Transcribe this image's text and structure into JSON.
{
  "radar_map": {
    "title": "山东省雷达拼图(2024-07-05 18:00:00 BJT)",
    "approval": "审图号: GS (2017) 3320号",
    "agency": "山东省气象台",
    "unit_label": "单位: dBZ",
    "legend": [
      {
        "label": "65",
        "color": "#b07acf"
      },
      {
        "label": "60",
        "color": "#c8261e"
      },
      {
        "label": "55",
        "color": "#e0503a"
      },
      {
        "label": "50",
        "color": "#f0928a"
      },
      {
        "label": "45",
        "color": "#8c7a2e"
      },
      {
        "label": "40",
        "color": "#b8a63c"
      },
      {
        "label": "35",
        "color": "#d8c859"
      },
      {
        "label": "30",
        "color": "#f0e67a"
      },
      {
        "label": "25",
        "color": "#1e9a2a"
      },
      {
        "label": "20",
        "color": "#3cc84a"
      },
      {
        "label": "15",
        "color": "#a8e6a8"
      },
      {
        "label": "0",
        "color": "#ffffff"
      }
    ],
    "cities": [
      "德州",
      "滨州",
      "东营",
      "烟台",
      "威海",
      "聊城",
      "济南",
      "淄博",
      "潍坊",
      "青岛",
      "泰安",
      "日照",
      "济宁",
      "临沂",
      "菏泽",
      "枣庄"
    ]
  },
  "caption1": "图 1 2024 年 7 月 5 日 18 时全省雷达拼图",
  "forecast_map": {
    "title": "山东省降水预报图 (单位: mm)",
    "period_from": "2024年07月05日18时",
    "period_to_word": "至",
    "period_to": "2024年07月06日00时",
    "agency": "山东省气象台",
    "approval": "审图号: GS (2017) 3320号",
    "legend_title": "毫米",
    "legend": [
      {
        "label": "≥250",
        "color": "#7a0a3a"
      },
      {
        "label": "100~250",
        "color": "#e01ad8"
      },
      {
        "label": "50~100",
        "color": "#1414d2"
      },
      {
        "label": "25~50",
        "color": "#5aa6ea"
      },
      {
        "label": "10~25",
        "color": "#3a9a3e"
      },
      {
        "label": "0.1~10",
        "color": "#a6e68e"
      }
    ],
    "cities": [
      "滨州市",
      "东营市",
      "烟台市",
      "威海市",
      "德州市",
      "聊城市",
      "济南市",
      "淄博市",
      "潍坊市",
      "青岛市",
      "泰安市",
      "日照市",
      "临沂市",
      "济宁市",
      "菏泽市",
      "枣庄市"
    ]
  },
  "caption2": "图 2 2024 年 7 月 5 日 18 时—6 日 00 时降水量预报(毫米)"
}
◆ ◆ ◆
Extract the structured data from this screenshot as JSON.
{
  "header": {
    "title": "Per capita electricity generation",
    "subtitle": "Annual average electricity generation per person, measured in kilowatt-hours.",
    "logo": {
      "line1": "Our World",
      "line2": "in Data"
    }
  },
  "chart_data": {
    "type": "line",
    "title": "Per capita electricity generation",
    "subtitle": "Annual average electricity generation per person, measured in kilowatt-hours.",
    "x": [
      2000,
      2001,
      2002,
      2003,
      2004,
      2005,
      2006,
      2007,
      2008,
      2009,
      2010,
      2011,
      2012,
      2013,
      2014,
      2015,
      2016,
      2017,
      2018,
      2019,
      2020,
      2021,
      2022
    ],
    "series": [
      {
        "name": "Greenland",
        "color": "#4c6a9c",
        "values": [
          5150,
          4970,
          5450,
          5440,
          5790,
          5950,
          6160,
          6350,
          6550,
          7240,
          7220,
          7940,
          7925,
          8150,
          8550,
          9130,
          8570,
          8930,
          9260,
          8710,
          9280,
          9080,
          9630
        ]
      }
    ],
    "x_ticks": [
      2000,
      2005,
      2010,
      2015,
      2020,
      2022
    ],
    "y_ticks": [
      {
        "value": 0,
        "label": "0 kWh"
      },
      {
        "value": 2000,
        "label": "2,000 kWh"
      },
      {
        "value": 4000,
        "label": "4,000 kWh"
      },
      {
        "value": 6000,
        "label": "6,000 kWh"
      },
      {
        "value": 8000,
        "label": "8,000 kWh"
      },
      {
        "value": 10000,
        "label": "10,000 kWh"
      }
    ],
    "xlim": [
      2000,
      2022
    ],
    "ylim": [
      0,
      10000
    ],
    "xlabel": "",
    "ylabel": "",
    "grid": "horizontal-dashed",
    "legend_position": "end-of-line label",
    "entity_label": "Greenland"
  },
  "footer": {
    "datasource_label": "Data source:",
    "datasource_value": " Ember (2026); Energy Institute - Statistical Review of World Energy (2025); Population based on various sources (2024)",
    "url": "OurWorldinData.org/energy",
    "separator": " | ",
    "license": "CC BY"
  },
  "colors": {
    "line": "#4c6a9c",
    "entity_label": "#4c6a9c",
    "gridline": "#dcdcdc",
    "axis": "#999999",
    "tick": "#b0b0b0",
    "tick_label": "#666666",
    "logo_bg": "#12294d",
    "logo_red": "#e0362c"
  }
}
◆ ◆ ◆
#### To be done:
Select and copy every line of the material that holds the string "Greenland".

#### Solved problem:
        "name": "Greenland",
    "entity_label": "Greenland"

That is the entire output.